_SHORT TASK_
Determine which lines of the records include the word "category", and copy them.

_Excerpts from a figure dataset_
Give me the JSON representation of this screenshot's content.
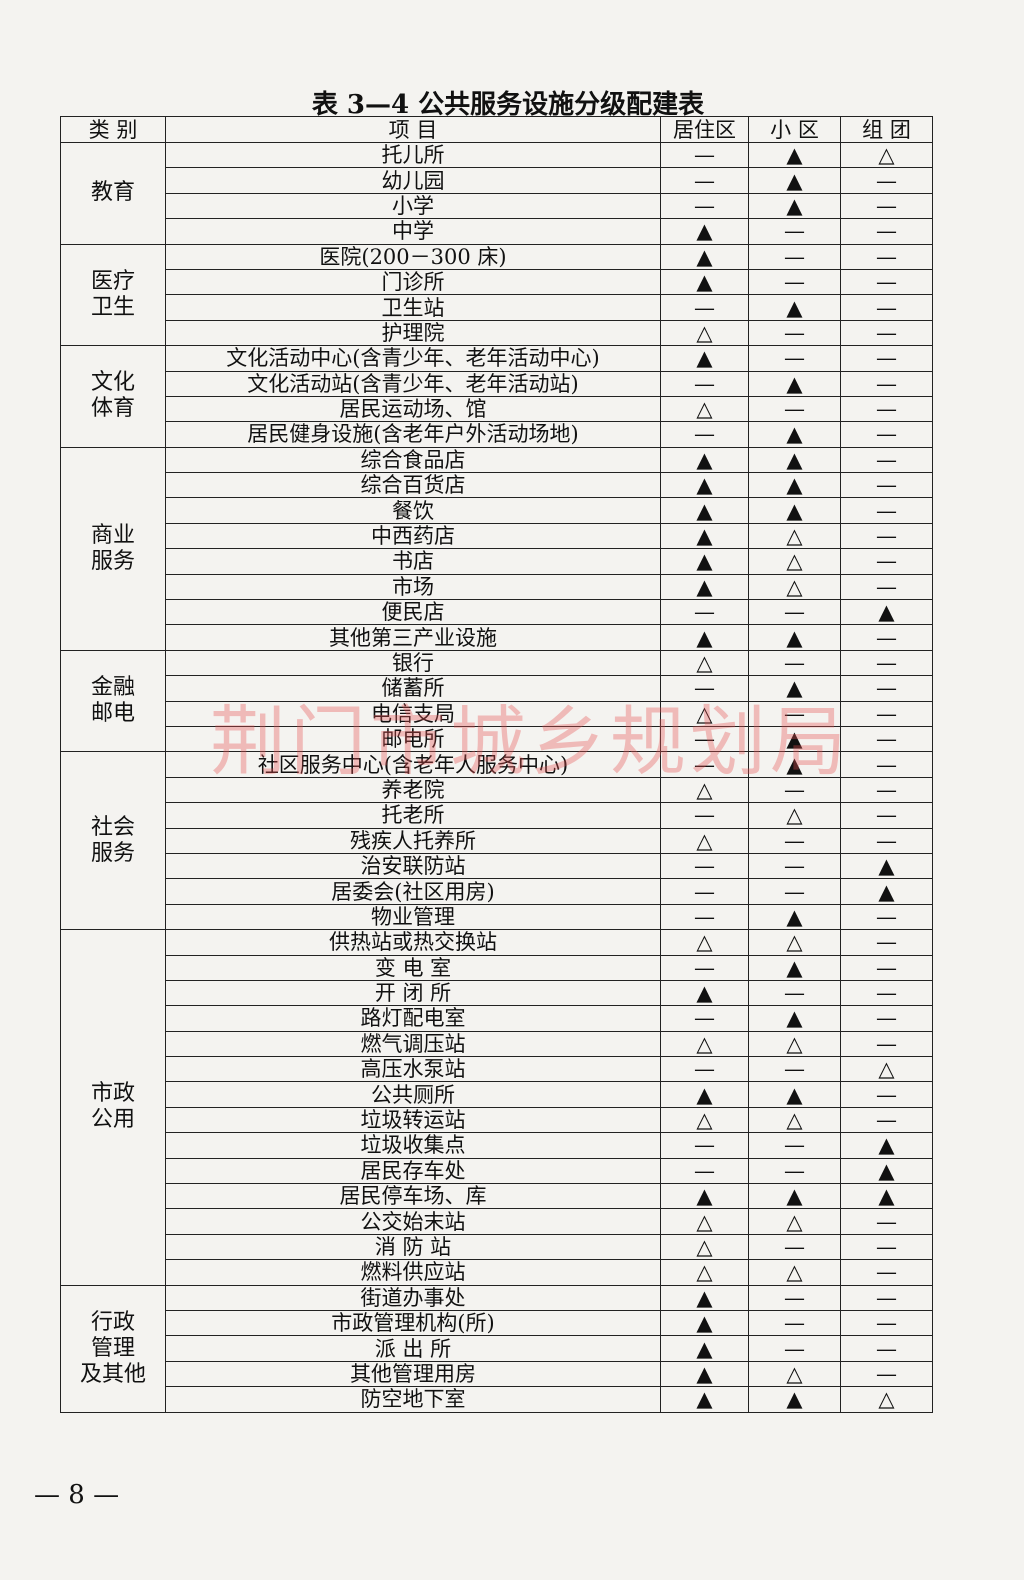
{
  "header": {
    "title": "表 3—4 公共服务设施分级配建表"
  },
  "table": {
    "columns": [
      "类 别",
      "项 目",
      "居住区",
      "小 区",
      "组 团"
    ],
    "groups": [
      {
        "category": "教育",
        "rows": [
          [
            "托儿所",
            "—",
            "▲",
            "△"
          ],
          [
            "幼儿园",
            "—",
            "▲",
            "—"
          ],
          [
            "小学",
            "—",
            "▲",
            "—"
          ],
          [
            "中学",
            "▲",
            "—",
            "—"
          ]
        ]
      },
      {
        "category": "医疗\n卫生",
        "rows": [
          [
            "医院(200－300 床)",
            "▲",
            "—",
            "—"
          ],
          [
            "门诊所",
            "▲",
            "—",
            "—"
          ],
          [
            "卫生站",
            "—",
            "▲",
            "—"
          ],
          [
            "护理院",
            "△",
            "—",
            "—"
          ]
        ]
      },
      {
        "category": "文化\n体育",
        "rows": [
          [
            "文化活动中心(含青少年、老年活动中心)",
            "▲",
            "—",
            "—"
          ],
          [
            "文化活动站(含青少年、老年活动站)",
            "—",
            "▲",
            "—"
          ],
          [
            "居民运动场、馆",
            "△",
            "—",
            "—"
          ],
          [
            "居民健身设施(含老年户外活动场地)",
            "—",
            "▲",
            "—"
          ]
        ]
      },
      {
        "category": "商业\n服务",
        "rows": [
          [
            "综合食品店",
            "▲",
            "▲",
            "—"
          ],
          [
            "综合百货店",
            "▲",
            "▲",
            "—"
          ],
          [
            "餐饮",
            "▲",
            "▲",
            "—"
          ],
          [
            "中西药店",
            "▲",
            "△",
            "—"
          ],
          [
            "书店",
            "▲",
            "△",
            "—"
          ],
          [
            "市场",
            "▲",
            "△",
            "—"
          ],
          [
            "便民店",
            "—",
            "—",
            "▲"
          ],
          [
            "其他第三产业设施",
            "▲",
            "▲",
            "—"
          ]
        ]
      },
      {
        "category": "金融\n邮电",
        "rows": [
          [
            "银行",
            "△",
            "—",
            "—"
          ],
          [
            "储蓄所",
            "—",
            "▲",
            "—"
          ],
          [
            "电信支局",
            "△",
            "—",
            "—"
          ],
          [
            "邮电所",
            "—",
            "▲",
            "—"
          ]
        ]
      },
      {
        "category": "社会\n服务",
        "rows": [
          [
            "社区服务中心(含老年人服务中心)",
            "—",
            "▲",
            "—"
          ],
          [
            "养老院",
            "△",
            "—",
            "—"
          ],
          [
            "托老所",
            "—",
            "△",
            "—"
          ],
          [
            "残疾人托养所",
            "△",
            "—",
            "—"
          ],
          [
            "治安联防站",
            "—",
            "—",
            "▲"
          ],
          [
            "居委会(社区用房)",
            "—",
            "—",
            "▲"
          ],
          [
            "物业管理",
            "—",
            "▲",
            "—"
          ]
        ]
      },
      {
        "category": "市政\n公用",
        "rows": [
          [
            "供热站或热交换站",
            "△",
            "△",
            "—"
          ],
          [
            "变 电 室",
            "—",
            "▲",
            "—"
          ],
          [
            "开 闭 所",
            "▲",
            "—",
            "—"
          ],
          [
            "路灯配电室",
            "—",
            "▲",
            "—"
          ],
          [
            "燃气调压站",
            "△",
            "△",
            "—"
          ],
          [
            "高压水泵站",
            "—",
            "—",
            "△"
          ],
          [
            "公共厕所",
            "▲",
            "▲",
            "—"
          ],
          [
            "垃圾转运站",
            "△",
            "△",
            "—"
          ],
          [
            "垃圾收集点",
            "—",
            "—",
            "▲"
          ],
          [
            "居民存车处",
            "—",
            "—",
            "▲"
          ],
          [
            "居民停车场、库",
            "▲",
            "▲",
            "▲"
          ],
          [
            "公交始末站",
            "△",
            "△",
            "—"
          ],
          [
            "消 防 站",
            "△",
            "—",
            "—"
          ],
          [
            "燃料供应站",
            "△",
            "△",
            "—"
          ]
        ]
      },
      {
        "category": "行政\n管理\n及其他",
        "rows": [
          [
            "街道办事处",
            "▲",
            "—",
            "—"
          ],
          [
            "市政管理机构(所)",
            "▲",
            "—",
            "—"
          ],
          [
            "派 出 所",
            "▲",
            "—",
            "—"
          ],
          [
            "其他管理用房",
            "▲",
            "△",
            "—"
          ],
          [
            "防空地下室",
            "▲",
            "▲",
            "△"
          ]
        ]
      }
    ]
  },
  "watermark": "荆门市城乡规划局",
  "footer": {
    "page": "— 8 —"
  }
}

...

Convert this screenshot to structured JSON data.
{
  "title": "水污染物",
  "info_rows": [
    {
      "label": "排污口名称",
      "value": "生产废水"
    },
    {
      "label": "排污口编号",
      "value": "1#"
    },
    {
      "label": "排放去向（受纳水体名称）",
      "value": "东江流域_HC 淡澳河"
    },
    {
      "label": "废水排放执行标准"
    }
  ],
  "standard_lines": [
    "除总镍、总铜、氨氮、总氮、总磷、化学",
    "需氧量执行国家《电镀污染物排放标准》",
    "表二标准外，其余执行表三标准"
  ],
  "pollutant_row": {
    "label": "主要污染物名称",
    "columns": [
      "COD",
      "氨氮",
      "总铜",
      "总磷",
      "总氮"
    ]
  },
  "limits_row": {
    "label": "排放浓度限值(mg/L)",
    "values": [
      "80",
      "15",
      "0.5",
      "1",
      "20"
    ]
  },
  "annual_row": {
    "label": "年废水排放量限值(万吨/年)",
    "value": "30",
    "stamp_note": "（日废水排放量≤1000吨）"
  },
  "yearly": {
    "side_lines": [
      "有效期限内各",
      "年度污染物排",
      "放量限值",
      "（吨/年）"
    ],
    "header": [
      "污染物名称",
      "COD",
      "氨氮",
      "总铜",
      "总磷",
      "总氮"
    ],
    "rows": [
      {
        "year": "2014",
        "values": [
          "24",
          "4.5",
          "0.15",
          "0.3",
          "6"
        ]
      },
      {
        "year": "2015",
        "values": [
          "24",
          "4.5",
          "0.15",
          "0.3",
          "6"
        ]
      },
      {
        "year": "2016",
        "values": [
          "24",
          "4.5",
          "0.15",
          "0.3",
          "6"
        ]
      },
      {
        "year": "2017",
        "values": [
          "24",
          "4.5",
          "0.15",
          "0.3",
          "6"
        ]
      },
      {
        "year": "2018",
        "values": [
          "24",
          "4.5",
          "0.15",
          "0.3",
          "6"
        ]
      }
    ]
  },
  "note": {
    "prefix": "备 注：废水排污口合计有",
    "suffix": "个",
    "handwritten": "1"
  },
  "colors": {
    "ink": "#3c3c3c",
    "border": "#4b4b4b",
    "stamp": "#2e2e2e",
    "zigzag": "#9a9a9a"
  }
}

---

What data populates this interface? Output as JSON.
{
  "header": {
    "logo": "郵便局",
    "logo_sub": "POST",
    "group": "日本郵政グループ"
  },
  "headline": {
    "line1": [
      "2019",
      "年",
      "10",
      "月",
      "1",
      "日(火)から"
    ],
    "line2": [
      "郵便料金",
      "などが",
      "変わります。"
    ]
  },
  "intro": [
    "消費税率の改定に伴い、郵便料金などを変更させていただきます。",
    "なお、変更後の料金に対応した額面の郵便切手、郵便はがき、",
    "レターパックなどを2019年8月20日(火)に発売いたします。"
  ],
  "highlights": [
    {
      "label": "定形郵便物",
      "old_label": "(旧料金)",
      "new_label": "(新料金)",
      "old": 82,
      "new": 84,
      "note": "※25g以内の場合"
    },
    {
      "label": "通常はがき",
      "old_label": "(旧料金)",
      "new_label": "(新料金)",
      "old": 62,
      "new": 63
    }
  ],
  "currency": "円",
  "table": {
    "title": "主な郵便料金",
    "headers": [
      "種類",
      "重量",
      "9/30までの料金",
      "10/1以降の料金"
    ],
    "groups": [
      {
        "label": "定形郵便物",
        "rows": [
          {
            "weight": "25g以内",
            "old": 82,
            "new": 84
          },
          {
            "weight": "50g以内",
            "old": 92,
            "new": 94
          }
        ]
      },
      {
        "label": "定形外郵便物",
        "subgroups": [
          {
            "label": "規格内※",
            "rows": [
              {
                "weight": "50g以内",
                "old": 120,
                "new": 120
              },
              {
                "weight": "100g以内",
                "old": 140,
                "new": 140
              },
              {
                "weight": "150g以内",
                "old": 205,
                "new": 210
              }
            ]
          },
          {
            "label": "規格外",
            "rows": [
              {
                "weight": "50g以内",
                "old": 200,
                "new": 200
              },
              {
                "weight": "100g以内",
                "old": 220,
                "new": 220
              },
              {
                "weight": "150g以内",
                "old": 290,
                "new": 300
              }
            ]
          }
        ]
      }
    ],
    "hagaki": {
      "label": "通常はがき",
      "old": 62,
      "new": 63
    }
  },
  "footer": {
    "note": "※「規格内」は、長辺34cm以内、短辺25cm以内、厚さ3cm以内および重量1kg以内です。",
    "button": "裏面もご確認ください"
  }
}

_RESPONSE TO THE EXERCISE_
        "category": "教育",
        "category": "医疗\n卫生",
        "category": "文化\n体育",
        "category": "商业\n服务",
        "category": "金融\n邮电",
        "category": "社会\n服务",
        "category": "市政\n公用",
        "category": "行政\n管理\n及其他",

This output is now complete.